> _Written exercise_: Reproduce the material word for word; the images stay out.

----------

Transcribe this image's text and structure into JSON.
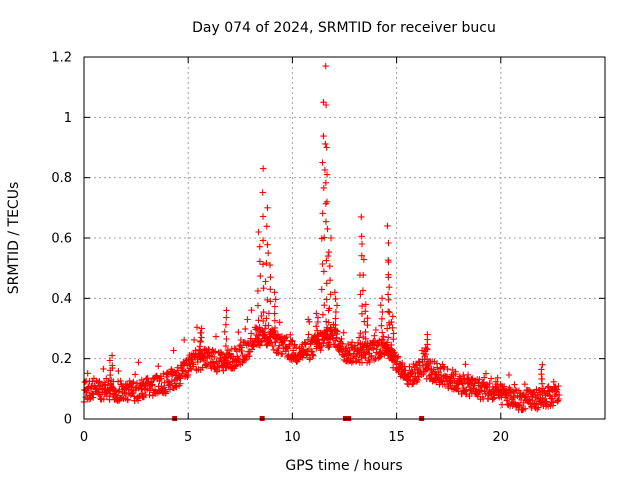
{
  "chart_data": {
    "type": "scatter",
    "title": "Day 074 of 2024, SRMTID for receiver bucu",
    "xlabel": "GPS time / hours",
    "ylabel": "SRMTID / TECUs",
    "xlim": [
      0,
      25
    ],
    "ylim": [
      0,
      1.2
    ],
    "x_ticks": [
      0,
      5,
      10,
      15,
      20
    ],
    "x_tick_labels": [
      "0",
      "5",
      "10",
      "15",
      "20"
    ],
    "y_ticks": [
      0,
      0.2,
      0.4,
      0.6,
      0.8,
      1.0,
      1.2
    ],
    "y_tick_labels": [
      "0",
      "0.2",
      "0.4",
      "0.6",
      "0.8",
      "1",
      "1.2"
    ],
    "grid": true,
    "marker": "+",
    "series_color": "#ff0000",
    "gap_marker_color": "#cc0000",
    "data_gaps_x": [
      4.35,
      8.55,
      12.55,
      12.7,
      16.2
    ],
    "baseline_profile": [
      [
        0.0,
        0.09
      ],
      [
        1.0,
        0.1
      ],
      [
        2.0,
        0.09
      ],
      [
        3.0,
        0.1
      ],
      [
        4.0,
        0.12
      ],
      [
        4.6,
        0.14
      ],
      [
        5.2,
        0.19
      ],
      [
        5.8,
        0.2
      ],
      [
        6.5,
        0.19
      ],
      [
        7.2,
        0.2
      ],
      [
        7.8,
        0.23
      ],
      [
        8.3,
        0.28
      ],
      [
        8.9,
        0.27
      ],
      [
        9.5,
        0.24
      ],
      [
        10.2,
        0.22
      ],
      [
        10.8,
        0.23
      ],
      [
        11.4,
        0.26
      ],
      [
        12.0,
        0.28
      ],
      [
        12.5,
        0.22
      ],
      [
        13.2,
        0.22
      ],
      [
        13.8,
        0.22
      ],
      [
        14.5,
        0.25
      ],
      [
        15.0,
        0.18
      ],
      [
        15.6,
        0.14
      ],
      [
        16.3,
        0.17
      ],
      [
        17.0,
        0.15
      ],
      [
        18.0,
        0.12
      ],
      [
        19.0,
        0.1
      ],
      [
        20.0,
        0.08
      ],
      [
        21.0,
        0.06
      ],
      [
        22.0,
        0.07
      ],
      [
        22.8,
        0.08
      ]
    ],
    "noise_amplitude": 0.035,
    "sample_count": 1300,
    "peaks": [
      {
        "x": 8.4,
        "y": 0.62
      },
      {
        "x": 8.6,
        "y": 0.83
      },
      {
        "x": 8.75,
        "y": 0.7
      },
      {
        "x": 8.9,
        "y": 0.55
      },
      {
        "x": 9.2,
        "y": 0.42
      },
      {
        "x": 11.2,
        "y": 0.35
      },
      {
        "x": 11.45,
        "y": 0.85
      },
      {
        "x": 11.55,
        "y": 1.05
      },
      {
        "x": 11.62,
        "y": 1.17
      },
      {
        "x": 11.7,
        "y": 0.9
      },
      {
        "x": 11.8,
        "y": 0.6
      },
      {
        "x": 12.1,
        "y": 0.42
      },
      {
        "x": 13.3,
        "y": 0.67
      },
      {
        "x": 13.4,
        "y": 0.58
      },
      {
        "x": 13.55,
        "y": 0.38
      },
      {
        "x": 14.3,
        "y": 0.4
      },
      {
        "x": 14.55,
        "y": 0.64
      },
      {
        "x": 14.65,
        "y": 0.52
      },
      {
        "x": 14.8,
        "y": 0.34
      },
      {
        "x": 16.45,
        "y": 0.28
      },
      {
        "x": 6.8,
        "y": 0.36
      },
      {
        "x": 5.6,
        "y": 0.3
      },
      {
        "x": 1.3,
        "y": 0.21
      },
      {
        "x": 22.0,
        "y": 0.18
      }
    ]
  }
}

----------

> _Completed exercise_:
Transcribe this image's text and structure into JSON.
{
  "chart_data": {
    "type": "scatter",
    "title": "Day 074 of 2024, SRMTID for receiver bucu",
    "xlabel": "GPS time / hours",
    "ylabel": "SRMTID / TECUs",
    "xlim": [
      0,
      25
    ],
    "ylim": [
      0,
      1.2
    ],
    "x_ticks": [
      0,
      5,
      10,
      15,
      20
    ],
    "x_tick_labels": [
      "0",
      "5",
      "10",
      "15",
      "20"
    ],
    "y_ticks": [
      0,
      0.2,
      0.4,
      0.6,
      0.8,
      1.0,
      1.2
    ],
    "y_tick_labels": [
      "0",
      "0.2",
      "0.4",
      "0.6",
      "0.8",
      "1",
      "1.2"
    ],
    "grid": true,
    "marker": "+",
    "series_color": "#ff0000",
    "gap_marker_color": "#cc0000",
    "data_gaps_x": [
      4.35,
      8.55,
      12.55,
      12.7,
      16.2
    ],
    "baseline_profile": [
      [
        0.0,
        0.09
      ],
      [
        1.0,
        0.1
      ],
      [
        2.0,
        0.09
      ],
      [
        3.0,
        0.1
      ],
      [
        4.0,
        0.12
      ],
      [
        4.6,
        0.14
      ],
      [
        5.2,
        0.19
      ],
      [
        5.8,
        0.2
      ],
      [
        6.5,
        0.19
      ],
      [
        7.2,
        0.2
      ],
      [
        7.8,
        0.23
      ],
      [
        8.3,
        0.28
      ],
      [
        8.9,
        0.27
      ],
      [
        9.5,
        0.24
      ],
      [
        10.2,
        0.22
      ],
      [
        10.8,
        0.23
      ],
      [
        11.4,
        0.26
      ],
      [
        12.0,
        0.28
      ],
      [
        12.5,
        0.22
      ],
      [
        13.2,
        0.22
      ],
      [
        13.8,
        0.22
      ],
      [
        14.5,
        0.25
      ],
      [
        15.0,
        0.18
      ],
      [
        15.6,
        0.14
      ],
      [
        16.3,
        0.17
      ],
      [
        17.0,
        0.15
      ],
      [
        18.0,
        0.12
      ],
      [
        19.0,
        0.1
      ],
      [
        20.0,
        0.08
      ],
      [
        21.0,
        0.06
      ],
      [
        22.0,
        0.07
      ],
      [
        22.8,
        0.08
      ]
    ],
    "noise_amplitude": 0.035,
    "sample_count": 1300,
    "peaks": [
      {
        "x": 8.4,
        "y": 0.62
      },
      {
        "x": 8.6,
        "y": 0.83
      },
      {
        "x": 8.75,
        "y": 0.7
      },
      {
        "x": 8.9,
        "y": 0.55
      },
      {
        "x": 9.2,
        "y": 0.42
      },
      {
        "x": 11.2,
        "y": 0.35
      },
      {
        "x": 11.45,
        "y": 0.85
      },
      {
        "x": 11.55,
        "y": 1.05
      },
      {
        "x": 11.62,
        "y": 1.17
      },
      {
        "x": 11.7,
        "y": 0.9
      },
      {
        "x": 11.8,
        "y": 0.6
      },
      {
        "x": 12.1,
        "y": 0.42
      },
      {
        "x": 13.3,
        "y": 0.67
      },
      {
        "x": 13.4,
        "y": 0.58
      },
      {
        "x": 13.55,
        "y": 0.38
      },
      {
        "x": 14.3,
        "y": 0.4
      },
      {
        "x": 14.55,
        "y": 0.64
      },
      {
        "x": 14.65,
        "y": 0.52
      },
      {
        "x": 14.8,
        "y": 0.34
      },
      {
        "x": 16.45,
        "y": 0.28
      },
      {
        "x": 6.8,
        "y": 0.36
      },
      {
        "x": 5.6,
        "y": 0.3
      },
      {
        "x": 1.3,
        "y": 0.21
      },
      {
        "x": 22.0,
        "y": 0.18
      }
    ]
  }
}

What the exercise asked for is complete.